_Short problem:_ Below are the records; locate each line with the word "Reimbursement" and copy it.

(Chart and figure data)
# # # #

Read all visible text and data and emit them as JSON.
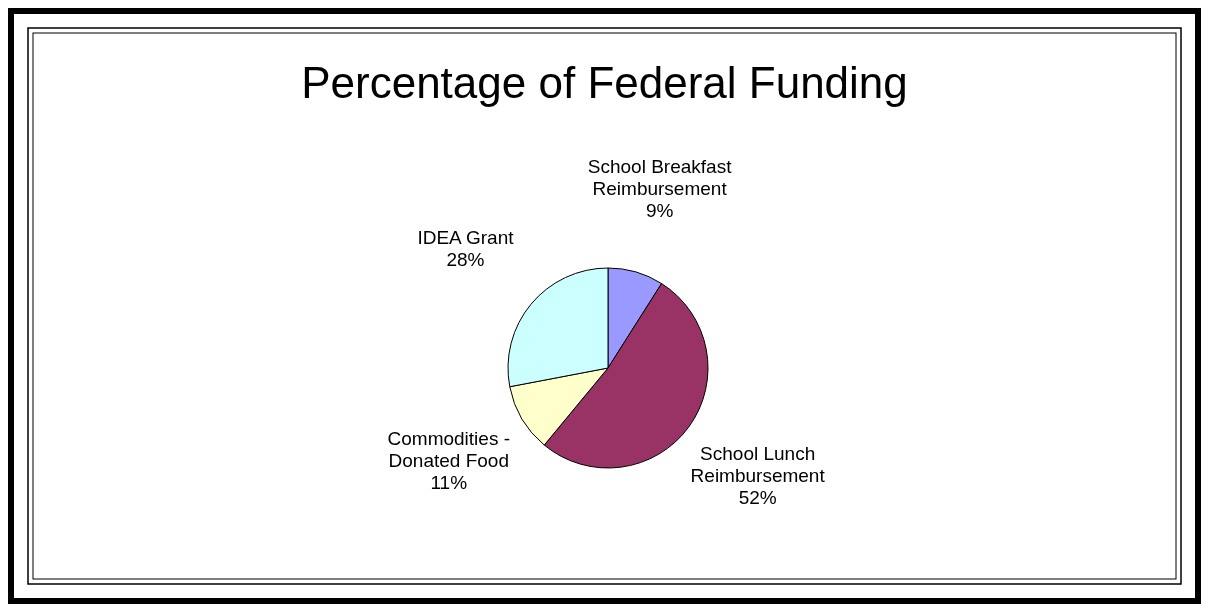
{
  "chart_data": {
    "type": "pie",
    "title": "Percentage of Federal Funding",
    "categories": [
      "School Breakfast Reimbursement",
      "School Lunch Reimbursement",
      "Commodities - Donated Food",
      "IDEA Grant"
    ],
    "values": [
      9,
      52,
      11,
      28
    ],
    "colors": [
      "#9999ff",
      "#993366",
      "#ffffcc",
      "#ccffff"
    ],
    "value_labels": [
      "9%",
      "52%",
      "11%",
      "28%"
    ]
  }
}
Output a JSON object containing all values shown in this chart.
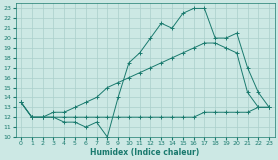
{
  "xlabel": "Humidex (Indice chaleur)",
  "xlim": [
    -0.5,
    23.5
  ],
  "ylim": [
    10,
    23.5
  ],
  "xticks": [
    0,
    1,
    2,
    3,
    4,
    5,
    6,
    7,
    8,
    9,
    10,
    11,
    12,
    13,
    14,
    15,
    16,
    17,
    18,
    19,
    20,
    21,
    22,
    23
  ],
  "yticks": [
    10,
    11,
    12,
    13,
    14,
    15,
    16,
    17,
    18,
    19,
    20,
    21,
    22,
    23
  ],
  "background_color": "#cce8e4",
  "grid_color": "#aacfcb",
  "line_color": "#1a7a6e",
  "lines": [
    {
      "x": [
        0,
        1,
        2,
        3,
        4,
        5,
        6,
        7,
        8,
        9,
        10,
        11,
        12,
        13,
        14,
        15,
        16,
        17,
        18,
        19,
        20,
        21,
        22,
        23
      ],
      "y": [
        13.5,
        12,
        12,
        12,
        11.5,
        11.5,
        11,
        11.5,
        10,
        14,
        17.5,
        18.5,
        20,
        21.5,
        21,
        22.5,
        23,
        23,
        20,
        20,
        20.5,
        17,
        14.5,
        13
      ]
    },
    {
      "x": [
        0,
        1,
        2,
        3,
        4,
        5,
        6,
        7,
        8,
        9,
        10,
        11,
        12,
        13,
        14,
        15,
        16,
        17,
        18,
        19,
        20,
        21,
        22,
        23
      ],
      "y": [
        13.5,
        12,
        12,
        12.5,
        12.5,
        13,
        13.5,
        14,
        15,
        15.5,
        16,
        16.5,
        17,
        17.5,
        18,
        18.5,
        19,
        19.5,
        19.5,
        19,
        18.5,
        14.5,
        13,
        13
      ]
    },
    {
      "x": [
        0,
        1,
        2,
        3,
        4,
        5,
        6,
        7,
        8,
        9,
        10,
        11,
        12,
        13,
        14,
        15,
        16,
        17,
        18,
        19,
        20,
        21,
        22,
        23
      ],
      "y": [
        13.5,
        12,
        12,
        12,
        12,
        12,
        12,
        12,
        12,
        12,
        12,
        12,
        12,
        12,
        12,
        12,
        12,
        12.5,
        12.5,
        12.5,
        12.5,
        12.5,
        13,
        13
      ]
    }
  ]
}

# # # #

_Response for this exercise:_
      "School Breakfast Reimbursement",
      "School Lunch Reimbursement",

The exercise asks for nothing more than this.